» Task prompt
In the entries below, find the lines with the word "explotación" and copy them.

----------

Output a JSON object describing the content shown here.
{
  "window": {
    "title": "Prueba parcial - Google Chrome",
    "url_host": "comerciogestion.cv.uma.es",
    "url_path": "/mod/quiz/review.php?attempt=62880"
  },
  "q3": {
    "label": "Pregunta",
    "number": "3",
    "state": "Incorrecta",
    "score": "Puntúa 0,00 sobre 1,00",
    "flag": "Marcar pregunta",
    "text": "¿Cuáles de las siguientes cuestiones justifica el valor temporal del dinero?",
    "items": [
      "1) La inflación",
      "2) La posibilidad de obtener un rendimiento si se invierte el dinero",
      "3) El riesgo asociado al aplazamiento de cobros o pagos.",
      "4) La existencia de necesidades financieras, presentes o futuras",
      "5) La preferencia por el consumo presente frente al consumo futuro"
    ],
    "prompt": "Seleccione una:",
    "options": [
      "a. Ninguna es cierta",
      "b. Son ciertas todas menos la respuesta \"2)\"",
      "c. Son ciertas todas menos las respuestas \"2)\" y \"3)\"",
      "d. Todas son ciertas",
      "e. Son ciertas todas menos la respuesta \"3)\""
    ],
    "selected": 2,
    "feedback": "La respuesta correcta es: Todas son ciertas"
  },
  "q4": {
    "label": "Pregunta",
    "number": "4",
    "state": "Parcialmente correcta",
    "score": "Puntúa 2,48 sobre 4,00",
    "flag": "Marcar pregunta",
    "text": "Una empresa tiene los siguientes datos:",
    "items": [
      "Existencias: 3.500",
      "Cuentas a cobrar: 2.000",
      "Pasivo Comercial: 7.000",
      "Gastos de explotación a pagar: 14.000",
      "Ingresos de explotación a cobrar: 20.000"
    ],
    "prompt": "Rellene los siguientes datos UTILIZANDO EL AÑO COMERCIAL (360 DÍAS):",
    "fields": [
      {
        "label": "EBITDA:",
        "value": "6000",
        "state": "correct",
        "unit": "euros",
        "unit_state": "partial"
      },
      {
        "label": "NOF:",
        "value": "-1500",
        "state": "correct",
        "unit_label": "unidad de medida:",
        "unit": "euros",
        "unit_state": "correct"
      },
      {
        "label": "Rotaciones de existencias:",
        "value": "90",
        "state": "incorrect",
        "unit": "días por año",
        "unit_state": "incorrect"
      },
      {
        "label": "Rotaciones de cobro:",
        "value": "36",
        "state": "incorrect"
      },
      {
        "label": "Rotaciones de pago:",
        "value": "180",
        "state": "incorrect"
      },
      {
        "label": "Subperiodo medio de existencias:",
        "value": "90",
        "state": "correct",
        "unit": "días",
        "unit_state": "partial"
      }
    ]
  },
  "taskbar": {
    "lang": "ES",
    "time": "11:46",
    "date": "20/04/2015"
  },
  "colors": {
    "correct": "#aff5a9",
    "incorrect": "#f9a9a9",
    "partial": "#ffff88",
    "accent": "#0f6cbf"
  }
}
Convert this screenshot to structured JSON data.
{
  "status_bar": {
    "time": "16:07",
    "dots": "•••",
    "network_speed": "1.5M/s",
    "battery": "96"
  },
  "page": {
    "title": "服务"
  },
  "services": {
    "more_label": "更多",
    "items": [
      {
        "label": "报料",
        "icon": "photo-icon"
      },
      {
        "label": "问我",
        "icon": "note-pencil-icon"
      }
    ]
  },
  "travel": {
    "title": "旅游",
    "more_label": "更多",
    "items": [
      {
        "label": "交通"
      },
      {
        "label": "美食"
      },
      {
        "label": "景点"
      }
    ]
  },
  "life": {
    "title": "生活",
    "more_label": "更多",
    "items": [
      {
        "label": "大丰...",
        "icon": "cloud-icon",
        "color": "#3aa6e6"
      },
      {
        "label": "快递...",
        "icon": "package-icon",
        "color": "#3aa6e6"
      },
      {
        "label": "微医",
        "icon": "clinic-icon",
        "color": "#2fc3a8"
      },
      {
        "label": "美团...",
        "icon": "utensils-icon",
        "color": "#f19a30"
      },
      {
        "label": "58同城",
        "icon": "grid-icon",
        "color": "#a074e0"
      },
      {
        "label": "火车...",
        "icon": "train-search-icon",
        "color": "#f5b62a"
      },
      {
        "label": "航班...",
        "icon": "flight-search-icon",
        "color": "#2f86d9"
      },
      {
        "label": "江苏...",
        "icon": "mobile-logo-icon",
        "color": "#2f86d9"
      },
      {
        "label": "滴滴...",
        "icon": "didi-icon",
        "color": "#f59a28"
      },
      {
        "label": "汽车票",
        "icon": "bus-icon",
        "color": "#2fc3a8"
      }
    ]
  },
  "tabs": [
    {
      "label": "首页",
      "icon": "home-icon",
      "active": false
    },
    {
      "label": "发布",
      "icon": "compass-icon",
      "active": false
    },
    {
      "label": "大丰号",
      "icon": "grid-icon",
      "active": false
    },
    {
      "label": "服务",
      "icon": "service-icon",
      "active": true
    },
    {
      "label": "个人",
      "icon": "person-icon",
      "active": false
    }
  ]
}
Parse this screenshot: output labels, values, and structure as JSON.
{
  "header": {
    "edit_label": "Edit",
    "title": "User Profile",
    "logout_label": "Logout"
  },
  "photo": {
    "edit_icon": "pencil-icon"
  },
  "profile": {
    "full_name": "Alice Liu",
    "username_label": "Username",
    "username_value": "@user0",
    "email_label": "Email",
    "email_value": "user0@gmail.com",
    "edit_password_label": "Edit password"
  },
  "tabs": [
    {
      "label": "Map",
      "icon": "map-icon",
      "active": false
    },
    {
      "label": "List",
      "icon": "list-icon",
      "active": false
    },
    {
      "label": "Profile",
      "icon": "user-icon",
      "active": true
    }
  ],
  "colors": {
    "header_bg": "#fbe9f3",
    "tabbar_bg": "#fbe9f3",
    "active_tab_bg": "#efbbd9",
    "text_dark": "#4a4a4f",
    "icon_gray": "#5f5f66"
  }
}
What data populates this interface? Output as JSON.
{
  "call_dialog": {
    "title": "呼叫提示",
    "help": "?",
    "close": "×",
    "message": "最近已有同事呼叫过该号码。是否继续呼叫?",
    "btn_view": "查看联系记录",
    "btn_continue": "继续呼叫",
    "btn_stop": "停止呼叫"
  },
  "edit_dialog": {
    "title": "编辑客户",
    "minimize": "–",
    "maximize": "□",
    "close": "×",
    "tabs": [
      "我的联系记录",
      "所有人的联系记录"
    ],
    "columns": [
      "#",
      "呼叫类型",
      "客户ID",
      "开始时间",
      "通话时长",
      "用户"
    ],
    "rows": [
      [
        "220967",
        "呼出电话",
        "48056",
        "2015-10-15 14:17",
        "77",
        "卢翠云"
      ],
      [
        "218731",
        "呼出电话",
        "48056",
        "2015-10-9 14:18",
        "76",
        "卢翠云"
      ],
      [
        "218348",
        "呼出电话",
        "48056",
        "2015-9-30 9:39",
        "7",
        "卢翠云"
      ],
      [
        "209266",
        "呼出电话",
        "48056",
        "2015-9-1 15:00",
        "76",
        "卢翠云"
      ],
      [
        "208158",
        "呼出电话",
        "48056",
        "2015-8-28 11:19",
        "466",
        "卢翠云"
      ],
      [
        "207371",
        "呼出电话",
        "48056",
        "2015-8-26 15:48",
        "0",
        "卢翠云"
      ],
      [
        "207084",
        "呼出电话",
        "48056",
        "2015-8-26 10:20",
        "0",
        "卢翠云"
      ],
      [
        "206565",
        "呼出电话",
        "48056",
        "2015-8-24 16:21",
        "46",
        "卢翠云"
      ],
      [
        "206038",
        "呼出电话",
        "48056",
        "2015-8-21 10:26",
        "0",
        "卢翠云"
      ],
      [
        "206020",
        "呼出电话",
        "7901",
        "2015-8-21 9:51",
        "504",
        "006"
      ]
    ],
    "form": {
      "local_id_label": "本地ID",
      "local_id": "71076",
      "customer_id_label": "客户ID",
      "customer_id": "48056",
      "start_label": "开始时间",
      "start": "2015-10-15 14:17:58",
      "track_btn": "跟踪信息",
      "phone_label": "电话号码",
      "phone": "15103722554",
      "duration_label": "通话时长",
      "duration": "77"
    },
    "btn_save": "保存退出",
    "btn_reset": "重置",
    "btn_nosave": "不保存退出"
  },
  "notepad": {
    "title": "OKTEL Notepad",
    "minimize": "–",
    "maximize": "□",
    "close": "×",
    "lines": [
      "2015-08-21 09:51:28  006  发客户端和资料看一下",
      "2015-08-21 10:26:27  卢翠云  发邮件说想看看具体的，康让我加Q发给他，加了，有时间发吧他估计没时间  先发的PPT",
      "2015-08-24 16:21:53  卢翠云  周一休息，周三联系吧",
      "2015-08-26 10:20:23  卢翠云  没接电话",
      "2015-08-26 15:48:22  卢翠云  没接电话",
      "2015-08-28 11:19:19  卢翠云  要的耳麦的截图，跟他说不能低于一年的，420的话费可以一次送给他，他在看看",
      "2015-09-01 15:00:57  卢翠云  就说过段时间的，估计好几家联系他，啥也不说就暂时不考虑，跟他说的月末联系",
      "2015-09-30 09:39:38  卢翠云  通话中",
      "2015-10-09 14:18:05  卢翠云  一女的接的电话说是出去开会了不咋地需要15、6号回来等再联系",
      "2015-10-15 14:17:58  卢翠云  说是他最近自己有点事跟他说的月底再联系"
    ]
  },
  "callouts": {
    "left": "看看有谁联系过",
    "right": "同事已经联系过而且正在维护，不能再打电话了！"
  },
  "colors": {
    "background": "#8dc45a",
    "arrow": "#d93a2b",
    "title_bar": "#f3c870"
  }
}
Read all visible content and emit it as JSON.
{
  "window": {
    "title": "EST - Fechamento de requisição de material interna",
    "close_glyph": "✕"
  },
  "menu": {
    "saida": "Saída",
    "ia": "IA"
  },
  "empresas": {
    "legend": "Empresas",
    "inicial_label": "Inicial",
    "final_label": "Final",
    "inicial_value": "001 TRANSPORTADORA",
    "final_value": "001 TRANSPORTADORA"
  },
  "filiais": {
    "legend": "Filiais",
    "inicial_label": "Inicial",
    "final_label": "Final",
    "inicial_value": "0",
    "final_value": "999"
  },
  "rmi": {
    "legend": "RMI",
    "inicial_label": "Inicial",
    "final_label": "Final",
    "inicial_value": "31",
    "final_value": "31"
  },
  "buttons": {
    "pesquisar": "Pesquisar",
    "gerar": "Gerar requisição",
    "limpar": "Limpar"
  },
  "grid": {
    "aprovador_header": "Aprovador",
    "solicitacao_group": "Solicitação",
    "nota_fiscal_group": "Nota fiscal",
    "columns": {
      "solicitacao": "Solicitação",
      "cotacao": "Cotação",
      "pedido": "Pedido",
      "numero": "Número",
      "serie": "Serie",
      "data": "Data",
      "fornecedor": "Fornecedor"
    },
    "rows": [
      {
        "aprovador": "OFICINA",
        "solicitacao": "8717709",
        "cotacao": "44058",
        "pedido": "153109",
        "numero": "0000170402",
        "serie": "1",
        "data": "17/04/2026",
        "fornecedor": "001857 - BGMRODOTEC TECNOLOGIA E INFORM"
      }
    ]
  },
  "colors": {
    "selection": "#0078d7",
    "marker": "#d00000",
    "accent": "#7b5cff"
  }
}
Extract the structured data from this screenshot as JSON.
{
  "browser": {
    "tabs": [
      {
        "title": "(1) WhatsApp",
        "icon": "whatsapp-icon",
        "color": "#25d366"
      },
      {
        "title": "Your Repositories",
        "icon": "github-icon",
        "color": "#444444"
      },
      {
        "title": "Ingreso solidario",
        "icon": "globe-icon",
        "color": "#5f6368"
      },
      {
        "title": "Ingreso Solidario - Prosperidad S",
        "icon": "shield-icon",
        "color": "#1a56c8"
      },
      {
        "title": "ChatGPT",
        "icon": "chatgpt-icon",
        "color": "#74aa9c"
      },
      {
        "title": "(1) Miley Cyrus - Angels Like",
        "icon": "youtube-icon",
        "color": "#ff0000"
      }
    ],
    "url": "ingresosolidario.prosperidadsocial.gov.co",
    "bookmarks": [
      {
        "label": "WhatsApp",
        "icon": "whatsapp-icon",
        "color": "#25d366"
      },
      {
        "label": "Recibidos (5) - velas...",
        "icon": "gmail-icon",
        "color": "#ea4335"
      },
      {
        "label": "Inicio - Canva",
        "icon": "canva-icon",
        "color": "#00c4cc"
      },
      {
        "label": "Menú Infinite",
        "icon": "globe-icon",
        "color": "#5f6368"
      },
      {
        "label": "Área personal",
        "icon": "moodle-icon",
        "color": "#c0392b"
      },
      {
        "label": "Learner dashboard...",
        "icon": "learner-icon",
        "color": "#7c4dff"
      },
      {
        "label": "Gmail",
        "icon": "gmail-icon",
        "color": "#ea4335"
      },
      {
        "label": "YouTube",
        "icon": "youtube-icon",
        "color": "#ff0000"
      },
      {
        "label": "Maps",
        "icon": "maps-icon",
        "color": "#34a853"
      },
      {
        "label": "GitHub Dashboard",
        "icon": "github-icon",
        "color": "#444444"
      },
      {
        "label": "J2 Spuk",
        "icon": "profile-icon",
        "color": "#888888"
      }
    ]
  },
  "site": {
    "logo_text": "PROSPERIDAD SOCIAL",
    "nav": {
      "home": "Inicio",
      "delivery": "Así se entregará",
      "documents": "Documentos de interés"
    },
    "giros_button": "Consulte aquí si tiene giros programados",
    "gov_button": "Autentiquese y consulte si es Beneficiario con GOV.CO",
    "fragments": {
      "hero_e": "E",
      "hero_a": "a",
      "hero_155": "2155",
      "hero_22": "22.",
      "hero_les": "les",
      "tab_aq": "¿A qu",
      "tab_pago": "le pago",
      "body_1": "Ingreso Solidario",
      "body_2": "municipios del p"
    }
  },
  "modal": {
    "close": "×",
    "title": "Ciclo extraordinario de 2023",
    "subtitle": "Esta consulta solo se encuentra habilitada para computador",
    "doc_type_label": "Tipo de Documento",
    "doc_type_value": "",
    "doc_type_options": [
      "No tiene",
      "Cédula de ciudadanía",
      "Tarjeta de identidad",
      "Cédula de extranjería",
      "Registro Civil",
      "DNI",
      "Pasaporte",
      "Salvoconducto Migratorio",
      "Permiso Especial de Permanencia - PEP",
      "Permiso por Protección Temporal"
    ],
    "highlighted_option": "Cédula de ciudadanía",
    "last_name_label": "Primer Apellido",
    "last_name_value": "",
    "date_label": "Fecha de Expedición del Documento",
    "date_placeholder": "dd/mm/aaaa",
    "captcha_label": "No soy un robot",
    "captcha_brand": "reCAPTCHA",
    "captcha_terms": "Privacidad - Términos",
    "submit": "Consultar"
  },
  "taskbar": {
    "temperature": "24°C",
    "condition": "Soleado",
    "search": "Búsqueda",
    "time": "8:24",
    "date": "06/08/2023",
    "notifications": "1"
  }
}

----------

» Response to this task
      "Gastos de explotación a pagar: 14.000",
      "Ingresos de explotación a cobrar: 20.000"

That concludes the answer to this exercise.